Show all lines from the data that include the word "truth".

BEGIN Source material

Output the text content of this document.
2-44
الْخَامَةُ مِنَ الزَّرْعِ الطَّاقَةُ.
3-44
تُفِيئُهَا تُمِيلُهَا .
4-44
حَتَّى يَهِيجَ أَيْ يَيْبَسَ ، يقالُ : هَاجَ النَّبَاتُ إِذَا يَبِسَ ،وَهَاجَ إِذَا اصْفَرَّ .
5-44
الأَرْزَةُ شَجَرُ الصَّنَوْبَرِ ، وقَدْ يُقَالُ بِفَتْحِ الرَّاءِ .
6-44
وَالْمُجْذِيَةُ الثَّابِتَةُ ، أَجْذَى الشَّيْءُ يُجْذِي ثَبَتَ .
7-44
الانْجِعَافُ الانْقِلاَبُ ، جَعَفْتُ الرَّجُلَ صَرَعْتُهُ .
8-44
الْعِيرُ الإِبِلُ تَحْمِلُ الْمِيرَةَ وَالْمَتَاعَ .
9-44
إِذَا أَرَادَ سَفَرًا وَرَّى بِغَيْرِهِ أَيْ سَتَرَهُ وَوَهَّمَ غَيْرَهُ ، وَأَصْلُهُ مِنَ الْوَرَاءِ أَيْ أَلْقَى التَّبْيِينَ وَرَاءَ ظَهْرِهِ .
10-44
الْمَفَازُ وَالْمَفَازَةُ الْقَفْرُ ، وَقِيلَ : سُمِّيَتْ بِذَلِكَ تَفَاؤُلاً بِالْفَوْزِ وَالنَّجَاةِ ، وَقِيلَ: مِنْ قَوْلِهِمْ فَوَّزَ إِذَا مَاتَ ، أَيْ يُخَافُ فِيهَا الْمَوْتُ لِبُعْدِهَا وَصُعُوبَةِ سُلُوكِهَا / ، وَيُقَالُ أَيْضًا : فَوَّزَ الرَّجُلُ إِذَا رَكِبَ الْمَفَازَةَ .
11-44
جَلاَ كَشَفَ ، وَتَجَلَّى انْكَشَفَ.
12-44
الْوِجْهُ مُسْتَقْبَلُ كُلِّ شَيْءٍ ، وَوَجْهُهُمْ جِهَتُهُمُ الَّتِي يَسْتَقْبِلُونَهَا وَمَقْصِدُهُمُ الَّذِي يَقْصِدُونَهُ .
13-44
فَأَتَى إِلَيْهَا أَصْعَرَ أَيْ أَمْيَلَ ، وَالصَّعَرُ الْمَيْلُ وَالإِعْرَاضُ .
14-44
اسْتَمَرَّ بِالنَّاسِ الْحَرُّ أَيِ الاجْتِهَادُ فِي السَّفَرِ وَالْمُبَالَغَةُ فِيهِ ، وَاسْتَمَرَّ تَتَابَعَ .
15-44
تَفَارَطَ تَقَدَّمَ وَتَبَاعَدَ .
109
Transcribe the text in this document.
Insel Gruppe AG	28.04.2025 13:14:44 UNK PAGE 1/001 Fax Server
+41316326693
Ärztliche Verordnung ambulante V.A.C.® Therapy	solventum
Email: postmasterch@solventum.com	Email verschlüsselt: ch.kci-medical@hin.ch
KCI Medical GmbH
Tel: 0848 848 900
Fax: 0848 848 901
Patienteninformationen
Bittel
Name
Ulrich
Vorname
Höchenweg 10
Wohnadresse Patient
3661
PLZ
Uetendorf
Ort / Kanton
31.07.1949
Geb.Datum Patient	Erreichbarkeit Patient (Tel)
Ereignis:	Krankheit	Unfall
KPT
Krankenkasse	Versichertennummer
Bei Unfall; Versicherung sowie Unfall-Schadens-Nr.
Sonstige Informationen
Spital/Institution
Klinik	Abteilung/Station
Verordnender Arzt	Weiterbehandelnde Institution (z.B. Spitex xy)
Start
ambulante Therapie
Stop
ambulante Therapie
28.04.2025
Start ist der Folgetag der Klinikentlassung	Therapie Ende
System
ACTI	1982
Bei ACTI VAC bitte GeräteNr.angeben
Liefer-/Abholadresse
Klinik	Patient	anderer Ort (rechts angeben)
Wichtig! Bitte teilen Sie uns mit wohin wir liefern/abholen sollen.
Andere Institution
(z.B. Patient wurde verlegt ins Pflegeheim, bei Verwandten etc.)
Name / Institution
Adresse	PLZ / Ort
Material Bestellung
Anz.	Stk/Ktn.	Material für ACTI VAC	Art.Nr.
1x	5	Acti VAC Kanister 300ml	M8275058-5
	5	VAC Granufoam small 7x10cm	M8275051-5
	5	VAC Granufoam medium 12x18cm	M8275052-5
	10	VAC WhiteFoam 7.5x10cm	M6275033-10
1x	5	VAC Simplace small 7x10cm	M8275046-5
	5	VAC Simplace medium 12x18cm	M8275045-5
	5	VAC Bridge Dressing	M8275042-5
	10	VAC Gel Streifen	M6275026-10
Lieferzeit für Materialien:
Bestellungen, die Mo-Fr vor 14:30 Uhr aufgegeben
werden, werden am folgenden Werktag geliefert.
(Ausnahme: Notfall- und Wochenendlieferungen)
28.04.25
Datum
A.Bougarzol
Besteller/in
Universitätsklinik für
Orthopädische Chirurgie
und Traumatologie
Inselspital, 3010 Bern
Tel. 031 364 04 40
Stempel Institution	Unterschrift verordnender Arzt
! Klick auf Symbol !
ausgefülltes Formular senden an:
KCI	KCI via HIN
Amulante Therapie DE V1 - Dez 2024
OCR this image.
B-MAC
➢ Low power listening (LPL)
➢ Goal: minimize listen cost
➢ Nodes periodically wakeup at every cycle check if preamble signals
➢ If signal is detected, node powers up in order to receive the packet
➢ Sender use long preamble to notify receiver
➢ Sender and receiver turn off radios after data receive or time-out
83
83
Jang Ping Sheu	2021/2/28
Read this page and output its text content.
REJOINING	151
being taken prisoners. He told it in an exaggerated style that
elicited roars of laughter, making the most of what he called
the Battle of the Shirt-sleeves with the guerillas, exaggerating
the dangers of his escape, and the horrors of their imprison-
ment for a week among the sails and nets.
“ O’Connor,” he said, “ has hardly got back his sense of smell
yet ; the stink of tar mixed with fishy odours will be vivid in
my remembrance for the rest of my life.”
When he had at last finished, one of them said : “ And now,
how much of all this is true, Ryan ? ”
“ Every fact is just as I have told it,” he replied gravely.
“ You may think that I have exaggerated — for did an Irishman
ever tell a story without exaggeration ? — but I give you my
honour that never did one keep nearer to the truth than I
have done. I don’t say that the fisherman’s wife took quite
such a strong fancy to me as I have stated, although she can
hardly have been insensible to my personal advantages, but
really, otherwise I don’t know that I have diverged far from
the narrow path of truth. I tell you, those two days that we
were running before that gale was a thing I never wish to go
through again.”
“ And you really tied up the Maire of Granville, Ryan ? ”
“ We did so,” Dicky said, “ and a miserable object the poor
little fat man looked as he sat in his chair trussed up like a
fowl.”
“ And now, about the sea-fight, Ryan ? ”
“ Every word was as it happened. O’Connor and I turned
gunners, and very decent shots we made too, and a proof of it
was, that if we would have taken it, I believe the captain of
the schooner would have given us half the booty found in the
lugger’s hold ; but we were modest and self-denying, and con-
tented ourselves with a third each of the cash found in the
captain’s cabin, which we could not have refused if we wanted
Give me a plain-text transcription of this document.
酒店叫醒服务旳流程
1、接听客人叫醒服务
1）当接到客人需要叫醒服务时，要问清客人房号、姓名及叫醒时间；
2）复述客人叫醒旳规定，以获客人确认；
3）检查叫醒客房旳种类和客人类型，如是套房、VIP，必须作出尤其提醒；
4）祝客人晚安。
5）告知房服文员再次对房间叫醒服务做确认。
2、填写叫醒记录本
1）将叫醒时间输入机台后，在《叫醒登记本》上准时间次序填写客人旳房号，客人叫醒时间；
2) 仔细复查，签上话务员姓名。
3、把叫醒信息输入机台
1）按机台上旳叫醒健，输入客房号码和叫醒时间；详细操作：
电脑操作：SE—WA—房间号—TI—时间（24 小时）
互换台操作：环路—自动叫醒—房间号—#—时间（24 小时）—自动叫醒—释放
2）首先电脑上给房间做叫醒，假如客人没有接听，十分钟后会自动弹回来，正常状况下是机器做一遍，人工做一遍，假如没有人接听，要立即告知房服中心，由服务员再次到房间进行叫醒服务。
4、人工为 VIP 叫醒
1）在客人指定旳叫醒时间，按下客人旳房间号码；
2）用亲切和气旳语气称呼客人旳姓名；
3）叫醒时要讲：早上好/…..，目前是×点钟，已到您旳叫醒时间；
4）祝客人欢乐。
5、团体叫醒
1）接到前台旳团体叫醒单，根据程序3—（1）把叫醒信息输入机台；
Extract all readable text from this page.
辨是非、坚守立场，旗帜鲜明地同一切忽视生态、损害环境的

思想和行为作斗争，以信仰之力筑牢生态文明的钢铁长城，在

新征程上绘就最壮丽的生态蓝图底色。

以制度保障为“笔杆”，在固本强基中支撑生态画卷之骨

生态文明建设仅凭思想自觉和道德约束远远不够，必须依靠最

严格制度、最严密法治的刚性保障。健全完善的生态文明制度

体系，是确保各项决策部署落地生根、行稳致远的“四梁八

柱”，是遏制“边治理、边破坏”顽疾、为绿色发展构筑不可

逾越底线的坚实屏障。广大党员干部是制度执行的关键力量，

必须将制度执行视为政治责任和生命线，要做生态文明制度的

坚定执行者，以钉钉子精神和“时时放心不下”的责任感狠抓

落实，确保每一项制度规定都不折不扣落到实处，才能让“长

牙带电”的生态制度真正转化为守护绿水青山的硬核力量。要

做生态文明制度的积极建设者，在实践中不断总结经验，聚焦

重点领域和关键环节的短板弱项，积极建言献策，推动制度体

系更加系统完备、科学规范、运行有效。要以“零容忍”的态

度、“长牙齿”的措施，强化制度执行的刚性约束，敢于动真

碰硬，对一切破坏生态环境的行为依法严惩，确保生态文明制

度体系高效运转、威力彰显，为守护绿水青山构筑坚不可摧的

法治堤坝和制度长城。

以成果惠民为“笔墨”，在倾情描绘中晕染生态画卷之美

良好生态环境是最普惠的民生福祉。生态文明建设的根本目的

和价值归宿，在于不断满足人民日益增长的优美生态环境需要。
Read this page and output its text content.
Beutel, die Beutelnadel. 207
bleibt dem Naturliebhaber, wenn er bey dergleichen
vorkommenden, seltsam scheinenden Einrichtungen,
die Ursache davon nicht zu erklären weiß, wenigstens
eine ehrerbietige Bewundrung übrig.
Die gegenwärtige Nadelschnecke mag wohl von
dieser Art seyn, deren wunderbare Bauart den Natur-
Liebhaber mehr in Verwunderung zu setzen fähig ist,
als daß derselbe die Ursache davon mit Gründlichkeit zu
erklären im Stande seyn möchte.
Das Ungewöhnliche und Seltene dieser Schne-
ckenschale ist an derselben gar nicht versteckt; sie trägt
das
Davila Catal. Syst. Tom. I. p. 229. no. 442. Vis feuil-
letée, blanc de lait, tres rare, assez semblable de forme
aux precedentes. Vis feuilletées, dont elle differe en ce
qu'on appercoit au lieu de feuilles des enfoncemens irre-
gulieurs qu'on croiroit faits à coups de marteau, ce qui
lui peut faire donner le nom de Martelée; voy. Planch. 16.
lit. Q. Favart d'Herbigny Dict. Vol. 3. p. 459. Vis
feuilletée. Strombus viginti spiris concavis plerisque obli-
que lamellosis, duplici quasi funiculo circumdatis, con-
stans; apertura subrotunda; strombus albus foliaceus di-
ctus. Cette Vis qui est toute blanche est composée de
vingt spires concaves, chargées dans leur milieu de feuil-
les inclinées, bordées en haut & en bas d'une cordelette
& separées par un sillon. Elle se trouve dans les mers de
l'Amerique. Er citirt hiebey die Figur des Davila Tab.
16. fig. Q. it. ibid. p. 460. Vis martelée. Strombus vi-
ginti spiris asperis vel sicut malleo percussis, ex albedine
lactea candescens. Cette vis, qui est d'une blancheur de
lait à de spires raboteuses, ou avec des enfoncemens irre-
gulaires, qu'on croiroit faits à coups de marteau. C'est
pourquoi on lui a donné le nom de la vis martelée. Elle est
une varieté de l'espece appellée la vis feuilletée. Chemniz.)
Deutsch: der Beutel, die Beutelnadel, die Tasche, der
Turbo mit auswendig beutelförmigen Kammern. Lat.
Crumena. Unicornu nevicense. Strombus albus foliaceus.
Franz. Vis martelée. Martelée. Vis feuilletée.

END Source material

Task result:
honour that never did one keep nearer to the truth than I
the narrow path of truth. I tell you, those two days that we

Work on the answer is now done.